▽
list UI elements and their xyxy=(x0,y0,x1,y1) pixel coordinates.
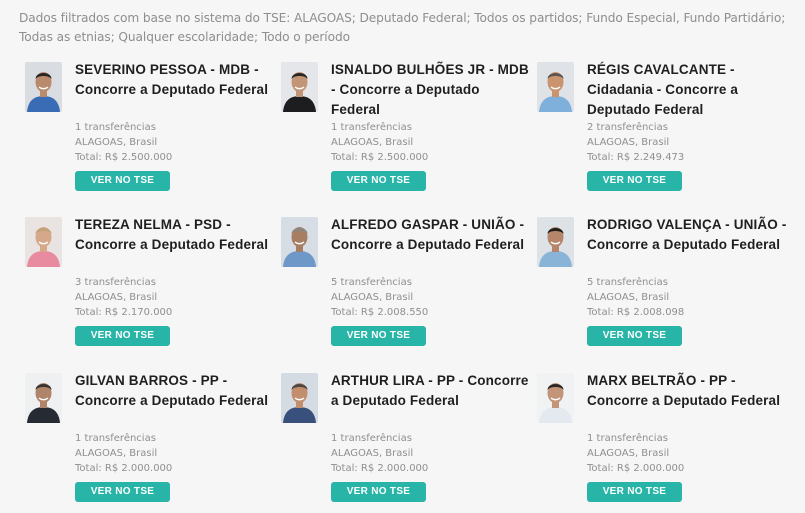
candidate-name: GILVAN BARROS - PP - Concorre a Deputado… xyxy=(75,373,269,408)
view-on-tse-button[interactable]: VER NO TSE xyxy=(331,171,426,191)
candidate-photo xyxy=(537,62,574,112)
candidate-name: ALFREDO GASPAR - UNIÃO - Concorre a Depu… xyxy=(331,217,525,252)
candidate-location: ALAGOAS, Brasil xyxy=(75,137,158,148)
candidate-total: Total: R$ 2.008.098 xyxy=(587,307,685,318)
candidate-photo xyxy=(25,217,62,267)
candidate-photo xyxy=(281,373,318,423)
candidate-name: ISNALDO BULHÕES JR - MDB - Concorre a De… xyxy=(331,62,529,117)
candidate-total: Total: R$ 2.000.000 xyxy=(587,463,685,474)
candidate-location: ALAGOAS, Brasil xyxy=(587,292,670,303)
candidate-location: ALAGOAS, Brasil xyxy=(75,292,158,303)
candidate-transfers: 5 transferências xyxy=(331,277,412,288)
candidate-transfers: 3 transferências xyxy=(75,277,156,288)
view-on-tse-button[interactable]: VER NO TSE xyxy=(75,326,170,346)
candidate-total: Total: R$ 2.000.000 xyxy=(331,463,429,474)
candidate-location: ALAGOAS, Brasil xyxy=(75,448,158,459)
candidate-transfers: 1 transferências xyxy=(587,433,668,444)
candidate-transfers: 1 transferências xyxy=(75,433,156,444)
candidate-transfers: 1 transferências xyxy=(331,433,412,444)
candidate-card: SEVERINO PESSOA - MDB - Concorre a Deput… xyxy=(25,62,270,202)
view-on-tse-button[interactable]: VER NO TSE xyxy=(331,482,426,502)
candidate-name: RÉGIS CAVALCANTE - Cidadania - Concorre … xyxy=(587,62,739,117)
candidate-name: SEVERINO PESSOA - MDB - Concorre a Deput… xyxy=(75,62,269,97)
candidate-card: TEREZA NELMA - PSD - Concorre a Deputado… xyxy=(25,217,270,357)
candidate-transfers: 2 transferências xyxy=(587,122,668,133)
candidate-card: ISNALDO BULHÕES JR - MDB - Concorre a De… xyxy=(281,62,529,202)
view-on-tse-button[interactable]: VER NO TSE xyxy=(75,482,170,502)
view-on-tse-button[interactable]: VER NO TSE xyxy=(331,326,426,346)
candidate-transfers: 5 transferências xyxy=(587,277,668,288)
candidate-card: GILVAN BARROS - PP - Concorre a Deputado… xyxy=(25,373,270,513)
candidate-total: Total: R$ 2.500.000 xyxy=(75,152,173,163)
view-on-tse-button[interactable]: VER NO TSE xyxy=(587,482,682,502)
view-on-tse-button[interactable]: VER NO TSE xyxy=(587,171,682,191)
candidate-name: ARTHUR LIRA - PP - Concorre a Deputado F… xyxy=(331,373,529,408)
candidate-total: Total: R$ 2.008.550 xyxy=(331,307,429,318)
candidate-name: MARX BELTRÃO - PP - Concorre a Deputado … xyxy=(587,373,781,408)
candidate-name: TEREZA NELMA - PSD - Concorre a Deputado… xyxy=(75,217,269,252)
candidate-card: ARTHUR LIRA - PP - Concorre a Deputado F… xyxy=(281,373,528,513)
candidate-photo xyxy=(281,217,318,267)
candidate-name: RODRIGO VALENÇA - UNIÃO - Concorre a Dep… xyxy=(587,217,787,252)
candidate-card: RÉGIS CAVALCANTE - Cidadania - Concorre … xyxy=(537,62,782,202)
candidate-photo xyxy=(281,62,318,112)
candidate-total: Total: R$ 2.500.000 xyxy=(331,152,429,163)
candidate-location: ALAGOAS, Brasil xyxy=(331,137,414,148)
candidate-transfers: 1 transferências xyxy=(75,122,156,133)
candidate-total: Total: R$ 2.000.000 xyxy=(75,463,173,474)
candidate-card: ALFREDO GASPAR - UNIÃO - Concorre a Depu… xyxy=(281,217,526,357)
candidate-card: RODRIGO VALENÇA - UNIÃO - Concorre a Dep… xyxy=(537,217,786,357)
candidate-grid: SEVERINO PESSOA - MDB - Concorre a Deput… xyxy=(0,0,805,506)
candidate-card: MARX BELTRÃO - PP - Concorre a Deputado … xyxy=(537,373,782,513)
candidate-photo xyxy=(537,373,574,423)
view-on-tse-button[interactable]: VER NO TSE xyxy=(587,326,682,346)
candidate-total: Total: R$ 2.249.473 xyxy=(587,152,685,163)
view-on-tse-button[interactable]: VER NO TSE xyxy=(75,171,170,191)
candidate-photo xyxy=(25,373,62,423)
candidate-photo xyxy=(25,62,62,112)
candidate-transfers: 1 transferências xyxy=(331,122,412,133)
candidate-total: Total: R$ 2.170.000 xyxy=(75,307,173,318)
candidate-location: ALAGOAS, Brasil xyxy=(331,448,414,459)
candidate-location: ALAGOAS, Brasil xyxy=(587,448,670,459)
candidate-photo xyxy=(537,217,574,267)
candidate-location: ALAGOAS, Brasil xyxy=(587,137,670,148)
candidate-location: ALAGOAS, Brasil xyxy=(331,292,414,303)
△
▽
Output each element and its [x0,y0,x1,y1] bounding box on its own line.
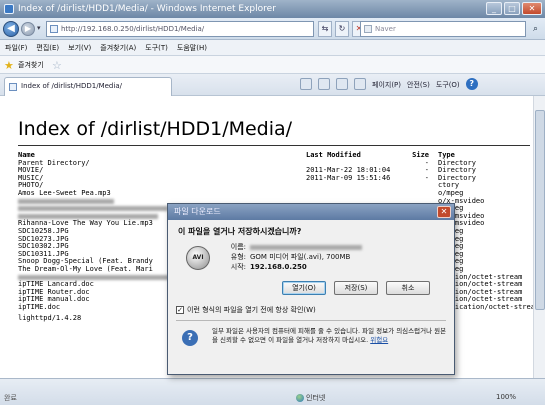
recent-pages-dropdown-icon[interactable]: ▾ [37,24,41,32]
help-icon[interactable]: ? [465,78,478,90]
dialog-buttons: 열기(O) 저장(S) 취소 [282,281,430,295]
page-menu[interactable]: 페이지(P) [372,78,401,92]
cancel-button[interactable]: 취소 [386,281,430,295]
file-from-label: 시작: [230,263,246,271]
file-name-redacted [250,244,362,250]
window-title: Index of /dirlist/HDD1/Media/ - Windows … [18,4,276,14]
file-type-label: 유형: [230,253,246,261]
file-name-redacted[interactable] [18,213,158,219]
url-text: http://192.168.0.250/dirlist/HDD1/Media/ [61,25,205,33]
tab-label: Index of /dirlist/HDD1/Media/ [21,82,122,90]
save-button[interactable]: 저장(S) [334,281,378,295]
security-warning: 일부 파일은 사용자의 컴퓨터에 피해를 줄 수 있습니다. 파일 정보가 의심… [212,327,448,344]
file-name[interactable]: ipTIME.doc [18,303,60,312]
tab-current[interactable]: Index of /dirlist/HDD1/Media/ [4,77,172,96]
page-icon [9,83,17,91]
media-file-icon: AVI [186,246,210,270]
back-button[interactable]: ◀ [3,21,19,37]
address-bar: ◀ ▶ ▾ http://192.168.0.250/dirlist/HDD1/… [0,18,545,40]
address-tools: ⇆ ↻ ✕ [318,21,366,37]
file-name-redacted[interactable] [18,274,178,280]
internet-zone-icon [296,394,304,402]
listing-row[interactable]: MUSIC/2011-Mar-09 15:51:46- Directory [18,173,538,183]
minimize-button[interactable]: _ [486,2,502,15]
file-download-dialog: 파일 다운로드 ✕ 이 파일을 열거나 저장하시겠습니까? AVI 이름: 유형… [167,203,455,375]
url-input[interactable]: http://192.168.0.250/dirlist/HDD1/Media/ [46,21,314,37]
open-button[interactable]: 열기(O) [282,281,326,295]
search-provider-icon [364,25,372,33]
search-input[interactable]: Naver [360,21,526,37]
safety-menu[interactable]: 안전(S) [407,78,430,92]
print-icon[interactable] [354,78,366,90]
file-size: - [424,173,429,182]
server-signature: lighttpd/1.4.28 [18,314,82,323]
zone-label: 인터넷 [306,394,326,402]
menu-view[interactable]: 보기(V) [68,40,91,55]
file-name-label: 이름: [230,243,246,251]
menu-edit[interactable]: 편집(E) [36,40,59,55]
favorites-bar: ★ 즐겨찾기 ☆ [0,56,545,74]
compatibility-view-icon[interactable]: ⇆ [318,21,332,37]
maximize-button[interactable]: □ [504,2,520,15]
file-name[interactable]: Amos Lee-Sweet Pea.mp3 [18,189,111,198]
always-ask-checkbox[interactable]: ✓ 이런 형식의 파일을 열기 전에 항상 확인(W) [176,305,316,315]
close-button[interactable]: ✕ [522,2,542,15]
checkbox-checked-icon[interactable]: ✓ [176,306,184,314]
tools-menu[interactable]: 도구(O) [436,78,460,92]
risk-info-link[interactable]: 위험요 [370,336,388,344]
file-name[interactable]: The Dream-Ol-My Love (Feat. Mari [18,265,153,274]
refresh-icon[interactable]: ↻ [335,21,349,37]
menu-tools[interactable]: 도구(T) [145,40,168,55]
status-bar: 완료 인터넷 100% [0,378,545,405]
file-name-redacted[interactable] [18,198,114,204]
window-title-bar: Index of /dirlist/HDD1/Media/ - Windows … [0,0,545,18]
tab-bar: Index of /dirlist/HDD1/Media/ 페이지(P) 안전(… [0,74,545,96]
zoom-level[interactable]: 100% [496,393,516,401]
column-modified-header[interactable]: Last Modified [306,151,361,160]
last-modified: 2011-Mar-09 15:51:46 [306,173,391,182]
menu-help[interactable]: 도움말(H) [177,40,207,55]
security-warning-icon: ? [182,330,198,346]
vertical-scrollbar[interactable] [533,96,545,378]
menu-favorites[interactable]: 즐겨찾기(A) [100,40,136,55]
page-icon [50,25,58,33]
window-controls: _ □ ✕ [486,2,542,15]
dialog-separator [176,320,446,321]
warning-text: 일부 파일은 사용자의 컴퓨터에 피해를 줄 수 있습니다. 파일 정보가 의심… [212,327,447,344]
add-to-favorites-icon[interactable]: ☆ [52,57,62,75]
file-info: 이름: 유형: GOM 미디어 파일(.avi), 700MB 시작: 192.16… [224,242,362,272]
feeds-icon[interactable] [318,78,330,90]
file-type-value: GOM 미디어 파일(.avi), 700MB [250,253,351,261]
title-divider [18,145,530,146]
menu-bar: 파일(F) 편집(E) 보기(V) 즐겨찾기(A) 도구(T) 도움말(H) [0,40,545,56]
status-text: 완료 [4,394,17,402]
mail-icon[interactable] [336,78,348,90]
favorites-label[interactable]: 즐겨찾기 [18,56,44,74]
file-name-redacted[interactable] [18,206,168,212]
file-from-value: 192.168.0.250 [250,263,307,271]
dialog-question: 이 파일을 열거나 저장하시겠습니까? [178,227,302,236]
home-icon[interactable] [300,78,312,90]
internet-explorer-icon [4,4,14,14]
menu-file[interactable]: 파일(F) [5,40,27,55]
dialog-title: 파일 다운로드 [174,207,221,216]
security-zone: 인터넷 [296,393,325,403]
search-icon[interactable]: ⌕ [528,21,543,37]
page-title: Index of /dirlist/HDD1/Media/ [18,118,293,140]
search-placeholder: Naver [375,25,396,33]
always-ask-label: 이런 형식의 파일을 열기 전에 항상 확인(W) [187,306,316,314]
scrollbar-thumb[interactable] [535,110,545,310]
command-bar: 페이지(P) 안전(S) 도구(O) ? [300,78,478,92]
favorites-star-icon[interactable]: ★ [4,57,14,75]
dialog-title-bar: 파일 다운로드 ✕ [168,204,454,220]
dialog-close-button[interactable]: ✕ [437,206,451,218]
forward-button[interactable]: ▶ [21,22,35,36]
△
### Problem to work on
Update everything from the line containing "candidate-name: GILVAN BARROS" down to the line containing "candidate-name: ALFREDO GASPAR" by changing "VER NO TSE" to "ABRIR NO TSE", keeping everything else the same. Return only those lines.

### Written response
candidate-name: GILVAN BARROS - PP - Concorre a Deputado… xyxy=(75,373,269,408)
view-on-tse-button[interactable]: ABRIR NO TSE xyxy=(331,171,426,191)
candidate-photo xyxy=(537,62,574,112)
candidate-name: ALFREDO GASPAR - UNIÃO - Concorre a Depu… xyxy=(331,217,525,252)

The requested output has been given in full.